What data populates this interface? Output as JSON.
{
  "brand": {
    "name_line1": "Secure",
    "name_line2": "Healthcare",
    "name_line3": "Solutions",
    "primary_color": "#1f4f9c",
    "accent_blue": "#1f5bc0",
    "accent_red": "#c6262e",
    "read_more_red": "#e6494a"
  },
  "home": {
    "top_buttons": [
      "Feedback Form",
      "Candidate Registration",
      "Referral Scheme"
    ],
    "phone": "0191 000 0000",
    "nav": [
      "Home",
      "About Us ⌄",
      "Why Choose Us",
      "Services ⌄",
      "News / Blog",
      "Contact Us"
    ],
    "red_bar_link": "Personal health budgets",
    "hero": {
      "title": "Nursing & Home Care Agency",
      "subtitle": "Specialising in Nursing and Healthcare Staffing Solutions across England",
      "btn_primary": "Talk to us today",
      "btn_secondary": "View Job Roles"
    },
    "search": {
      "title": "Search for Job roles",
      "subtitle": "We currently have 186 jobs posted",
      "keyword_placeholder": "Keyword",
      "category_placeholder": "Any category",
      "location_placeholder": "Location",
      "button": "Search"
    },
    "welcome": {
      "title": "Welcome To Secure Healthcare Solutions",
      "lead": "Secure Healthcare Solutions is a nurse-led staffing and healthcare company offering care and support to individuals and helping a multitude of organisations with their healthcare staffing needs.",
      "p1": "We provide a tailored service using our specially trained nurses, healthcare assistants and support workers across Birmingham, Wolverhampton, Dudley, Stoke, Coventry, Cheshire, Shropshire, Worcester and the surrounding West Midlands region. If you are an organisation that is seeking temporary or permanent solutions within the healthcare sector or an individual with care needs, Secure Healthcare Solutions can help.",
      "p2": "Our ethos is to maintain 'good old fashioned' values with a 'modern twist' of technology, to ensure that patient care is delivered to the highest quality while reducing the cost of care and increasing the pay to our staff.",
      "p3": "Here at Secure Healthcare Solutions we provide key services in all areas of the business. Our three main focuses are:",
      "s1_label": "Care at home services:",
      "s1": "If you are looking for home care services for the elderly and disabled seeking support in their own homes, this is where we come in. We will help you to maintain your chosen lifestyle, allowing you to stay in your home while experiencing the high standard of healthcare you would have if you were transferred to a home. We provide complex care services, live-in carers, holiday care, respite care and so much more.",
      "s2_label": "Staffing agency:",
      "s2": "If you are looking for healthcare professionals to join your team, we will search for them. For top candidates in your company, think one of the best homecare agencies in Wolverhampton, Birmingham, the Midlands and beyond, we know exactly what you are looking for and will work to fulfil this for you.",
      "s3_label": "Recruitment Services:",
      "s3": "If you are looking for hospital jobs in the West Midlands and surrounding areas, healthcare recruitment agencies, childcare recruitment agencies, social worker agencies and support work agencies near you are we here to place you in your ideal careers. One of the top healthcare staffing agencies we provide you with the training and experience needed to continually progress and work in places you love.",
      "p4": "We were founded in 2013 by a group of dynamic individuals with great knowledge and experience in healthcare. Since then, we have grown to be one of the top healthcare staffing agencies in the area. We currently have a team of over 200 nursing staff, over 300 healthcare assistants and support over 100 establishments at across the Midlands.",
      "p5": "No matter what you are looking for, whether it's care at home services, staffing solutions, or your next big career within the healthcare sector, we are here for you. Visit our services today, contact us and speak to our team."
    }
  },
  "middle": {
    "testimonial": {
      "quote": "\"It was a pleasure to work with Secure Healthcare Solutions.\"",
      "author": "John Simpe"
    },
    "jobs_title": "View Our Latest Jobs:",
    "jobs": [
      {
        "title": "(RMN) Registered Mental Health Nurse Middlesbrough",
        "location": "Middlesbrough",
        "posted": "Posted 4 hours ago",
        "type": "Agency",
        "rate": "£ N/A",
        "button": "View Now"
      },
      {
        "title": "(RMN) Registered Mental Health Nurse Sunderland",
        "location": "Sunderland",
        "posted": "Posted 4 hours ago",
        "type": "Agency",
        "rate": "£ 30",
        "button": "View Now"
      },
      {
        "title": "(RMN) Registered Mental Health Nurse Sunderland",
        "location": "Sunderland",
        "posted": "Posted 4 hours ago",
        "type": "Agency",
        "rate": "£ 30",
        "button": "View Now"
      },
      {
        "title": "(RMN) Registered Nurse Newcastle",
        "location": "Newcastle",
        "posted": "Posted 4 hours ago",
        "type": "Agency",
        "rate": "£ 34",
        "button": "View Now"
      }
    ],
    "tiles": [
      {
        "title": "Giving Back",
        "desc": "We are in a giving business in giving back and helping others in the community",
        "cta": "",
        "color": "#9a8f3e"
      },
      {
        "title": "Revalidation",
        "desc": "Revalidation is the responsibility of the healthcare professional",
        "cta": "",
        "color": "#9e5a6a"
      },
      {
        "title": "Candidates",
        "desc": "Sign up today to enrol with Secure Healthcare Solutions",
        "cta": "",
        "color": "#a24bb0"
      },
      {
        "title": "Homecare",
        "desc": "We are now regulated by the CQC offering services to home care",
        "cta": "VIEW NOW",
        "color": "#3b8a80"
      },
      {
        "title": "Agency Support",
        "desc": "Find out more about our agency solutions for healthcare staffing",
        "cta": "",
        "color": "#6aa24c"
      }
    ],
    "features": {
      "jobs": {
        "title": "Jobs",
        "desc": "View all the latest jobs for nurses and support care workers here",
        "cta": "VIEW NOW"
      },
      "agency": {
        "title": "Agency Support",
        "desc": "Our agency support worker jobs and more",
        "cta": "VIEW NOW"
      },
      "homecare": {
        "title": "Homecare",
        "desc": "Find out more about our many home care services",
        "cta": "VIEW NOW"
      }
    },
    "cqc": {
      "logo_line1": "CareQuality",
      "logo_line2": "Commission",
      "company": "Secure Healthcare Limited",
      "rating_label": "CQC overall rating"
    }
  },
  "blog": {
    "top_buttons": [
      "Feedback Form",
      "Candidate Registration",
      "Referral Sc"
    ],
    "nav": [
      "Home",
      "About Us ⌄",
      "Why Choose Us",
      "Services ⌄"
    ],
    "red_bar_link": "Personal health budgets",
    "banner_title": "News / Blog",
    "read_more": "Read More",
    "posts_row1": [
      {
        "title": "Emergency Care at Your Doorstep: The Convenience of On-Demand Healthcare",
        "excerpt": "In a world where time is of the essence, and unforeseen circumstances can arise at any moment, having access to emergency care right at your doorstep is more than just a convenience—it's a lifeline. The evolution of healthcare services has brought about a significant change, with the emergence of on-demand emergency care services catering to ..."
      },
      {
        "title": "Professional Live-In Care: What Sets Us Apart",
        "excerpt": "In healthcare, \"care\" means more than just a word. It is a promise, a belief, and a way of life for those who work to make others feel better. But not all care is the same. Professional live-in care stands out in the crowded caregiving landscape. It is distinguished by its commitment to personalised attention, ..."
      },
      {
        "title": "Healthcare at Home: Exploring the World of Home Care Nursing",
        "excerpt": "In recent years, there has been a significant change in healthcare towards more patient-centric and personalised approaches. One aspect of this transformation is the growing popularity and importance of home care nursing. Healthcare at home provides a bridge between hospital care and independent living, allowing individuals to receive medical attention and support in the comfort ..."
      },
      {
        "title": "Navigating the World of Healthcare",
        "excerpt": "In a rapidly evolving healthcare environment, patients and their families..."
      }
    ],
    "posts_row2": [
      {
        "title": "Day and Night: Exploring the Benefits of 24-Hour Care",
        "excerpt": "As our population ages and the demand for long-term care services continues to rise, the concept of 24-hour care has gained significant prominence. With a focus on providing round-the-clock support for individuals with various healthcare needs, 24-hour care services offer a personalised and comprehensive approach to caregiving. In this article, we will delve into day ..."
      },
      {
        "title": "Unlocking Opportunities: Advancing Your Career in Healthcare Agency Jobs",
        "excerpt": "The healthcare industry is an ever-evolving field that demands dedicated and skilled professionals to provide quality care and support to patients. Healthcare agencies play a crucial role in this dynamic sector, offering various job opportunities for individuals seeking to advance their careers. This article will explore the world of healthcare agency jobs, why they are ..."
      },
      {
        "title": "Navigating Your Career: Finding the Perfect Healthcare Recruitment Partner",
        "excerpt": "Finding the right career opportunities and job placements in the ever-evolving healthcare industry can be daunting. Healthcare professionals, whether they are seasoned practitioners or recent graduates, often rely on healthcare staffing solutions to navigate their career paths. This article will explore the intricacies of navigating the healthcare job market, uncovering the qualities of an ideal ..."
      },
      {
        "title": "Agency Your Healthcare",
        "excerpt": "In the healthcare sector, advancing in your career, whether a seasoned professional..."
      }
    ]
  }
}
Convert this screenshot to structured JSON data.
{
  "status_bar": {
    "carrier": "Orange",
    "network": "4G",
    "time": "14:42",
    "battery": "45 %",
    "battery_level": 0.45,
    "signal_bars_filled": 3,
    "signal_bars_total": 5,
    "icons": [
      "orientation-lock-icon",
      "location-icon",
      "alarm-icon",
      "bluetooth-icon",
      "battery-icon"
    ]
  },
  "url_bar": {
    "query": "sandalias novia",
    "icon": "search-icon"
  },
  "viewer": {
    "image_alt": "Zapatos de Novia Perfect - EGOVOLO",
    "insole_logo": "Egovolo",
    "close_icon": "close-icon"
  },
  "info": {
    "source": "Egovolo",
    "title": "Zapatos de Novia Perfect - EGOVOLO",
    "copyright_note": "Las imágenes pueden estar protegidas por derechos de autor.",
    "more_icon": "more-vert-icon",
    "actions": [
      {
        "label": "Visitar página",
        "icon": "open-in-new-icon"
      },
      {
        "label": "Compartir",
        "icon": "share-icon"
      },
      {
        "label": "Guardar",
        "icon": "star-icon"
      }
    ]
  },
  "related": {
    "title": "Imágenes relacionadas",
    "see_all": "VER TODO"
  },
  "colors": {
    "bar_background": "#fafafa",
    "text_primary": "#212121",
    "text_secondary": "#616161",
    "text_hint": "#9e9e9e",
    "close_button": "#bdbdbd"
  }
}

^^^^^^^^

TASK TO CARRY OUT: Check each line of the entries above for the word "hospital". List the ones that have it.

OUTPUT BELOW:
      "s3": "If you are looking for hospital jobs in the West Midlands and surrounding areas, healthcare recruitment agencies, childcare recruitment agencies, social worker agencies and support work agencies near you are we here to place you in your ideal careers. One of the top healthcare staffing agencies we provide you with the training and experience needed to continually progress and work in places you love.",
        "excerpt": "In recent years, there has been a significant change in healthcare towards more patient-centric and personalised approaches. One aspect of this transformation is the growing popularity and importance of home care nursing. Healthcare at home provides a bridge between hospital care and independent living, allowing individuals to receive medical attention and support in the comfort ..."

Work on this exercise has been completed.